[Provided data]
○ ○ ○ ○ ○ ○ ○

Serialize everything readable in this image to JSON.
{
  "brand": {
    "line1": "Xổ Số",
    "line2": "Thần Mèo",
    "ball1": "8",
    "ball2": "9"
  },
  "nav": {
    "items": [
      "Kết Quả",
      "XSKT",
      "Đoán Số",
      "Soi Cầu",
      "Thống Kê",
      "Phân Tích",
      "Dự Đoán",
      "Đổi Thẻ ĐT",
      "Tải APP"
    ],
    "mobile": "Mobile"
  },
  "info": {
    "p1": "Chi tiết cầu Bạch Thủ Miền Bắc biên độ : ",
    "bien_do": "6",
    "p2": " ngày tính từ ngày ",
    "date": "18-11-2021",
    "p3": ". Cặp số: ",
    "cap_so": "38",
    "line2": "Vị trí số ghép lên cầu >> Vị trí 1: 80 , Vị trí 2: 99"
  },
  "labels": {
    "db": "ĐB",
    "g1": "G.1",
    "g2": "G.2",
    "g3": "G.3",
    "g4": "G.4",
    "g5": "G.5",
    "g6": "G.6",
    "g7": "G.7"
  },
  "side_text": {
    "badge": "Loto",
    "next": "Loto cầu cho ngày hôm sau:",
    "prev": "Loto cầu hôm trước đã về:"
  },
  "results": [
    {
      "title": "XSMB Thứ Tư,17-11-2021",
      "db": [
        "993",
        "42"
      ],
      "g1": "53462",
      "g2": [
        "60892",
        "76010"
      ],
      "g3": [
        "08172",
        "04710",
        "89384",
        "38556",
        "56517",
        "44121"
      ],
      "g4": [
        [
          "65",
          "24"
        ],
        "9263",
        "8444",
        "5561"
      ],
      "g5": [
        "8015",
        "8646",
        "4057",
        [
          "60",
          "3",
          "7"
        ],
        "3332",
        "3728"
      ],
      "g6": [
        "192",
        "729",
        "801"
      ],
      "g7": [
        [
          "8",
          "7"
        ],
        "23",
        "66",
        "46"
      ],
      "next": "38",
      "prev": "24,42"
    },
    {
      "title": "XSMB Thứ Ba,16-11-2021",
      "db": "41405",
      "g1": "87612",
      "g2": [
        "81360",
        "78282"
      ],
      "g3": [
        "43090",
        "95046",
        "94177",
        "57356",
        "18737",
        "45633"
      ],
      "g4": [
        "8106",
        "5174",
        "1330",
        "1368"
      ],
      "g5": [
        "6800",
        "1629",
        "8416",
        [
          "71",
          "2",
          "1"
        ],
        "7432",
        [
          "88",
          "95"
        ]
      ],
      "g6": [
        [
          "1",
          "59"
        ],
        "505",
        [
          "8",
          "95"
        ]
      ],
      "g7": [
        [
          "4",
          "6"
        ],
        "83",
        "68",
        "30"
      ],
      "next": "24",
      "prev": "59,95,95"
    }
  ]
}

○ ○ ○ ○ ○ ○ ○

[Exercise directions]
Pull out every line holding "title" from the records above, and copy it.

[Finished answer]
      "title": "XSMB Thứ Tư,17-11-2021",
      "title": "XSMB Thứ Ba,16-11-2021",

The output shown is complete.